# 研读材料
[A] 根据回归计算文段回答下列问题,每题一行:
(i) 文中算出的 x 的均值是多少?
(ii) 文中算出的 \(S_{xx}\) 等于多少?
(iii) 按文中的解释,广告支出每增加1万元,销售额平均增加多少?
[B] 请把回归计算文段中从“Step 7: Calculate”开始、到“这可能代表公司的基础销售额。”结束的部分原样抄写出来。

# 文段

____________________

Step 3: Calculate means:

\[\bar{x} = \frac{\sum x_i}{n} = \frac{25}{5} = 5\]

\[\bar{y} = \frac{\sum y_i}{n} = \frac{116}{5} = 23.2\]

步骤 4:计算 \(S_{xx}\):

Step 4: Calculate \(S_{xx}\):

\[S_{xx} = \sum x_i^2 - \frac{(\sum x_i)^2}{n} = 151 - \frac{25^2}{5} = 151 - 125 = 26\]

步骤 5:计算 \(S_{xy}\):

Step 5: Calculate \(S_{xy}\):

\[S_{xy} = \sum x_i y_i - \frac{(\sum x_i)(\sum y_i)}{n} = 658 - \frac{25 \times 116}{5} = 658 - 580 = 78\]

步骤 6:计算斜率 \(b\):

Step 6: Calculate slope \(b\):

\[b = \frac{S_{xy}}{S_{xx}} = \frac{78}{26} = 3\]

步骤 7:计算截距 \(a\):

Step 7: Calculate intercept \(a\):

\[a = \bar{y} - b\bar{x} = 23.2 - 3 \times 5 = 23.2 - 15 = 8.2\]

步骤 8:写出回归方程:

Step 8: Write the regression equation:

\[\hat{y} = 8.2 + 3x\]

解释 / Interpretation:

这个回归方程表明,广告支出每增加1万元,销售额平均增加3万元。当广告支出为0时,销售额预测为8.2万元,这可能代表公司的基础销售额。

____________________

(边界框预测数据)
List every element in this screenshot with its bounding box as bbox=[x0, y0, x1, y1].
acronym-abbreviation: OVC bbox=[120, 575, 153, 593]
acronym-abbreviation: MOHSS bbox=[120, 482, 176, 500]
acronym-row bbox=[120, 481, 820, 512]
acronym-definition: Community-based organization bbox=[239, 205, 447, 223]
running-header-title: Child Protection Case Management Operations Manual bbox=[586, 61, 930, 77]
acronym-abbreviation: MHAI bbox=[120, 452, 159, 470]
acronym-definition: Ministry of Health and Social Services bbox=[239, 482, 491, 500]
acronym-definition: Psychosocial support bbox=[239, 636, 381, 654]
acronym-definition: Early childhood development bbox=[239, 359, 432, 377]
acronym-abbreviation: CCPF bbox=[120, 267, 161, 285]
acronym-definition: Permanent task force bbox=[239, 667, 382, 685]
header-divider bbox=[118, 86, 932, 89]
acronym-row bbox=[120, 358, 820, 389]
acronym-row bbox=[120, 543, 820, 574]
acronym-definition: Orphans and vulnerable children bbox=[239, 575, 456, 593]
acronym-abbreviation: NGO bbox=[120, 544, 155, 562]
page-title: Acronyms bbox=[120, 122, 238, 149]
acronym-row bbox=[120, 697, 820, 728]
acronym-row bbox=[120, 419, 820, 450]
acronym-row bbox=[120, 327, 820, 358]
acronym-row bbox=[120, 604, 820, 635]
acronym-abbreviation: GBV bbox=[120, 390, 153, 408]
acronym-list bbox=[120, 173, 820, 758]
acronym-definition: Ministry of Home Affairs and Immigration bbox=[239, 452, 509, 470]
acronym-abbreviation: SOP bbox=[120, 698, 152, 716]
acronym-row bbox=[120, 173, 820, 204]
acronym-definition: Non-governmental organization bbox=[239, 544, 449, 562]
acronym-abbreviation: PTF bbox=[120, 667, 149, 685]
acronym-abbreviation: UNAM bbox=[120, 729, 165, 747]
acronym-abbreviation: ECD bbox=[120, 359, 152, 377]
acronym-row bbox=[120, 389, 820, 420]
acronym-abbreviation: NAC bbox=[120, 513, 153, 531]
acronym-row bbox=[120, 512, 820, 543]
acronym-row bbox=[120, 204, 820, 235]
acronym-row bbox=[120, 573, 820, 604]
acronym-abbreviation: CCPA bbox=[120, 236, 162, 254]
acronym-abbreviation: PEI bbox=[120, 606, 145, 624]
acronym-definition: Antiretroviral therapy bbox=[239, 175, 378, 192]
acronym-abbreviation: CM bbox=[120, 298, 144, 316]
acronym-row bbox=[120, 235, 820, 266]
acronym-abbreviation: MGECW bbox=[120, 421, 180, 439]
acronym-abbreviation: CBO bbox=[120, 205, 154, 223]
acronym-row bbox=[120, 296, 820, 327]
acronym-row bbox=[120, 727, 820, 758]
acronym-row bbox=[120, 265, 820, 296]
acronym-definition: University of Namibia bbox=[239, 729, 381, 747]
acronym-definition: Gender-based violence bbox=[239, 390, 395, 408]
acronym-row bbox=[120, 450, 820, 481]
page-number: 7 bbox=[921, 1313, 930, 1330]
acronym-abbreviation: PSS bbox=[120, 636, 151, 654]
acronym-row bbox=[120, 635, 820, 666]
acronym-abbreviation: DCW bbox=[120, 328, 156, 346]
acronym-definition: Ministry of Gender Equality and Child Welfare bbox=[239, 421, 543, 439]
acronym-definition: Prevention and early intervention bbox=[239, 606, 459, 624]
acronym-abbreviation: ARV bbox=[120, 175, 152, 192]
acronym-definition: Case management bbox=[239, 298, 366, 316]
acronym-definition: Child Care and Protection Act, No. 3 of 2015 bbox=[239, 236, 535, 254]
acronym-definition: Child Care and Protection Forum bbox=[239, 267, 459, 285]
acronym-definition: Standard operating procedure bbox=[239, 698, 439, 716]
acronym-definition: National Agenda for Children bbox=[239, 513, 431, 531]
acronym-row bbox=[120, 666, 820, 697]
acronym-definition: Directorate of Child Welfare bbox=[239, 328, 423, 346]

____________________

# 任务答案
[A]
(i) 5
(ii) 26
(iii) 3万元

[B]
Step 7: Calculate intercept \(a\):

\[a = \bar{y} - b\bar{x} = 23.2 - 3 \times 5 = 23.2 - 15 = 8.2\]

步骤 8:写出回归方程:

Step 8: Write the regression equation:

\[\hat{y} = 8.2 + 3x\]

解释 / Interpretation:

这个回归方程表明,广告支出每增加1万元,销售额平均增加3万元。当广告支出为0时,销售额预测为8.2万元,这可能代表公司的基础销售额。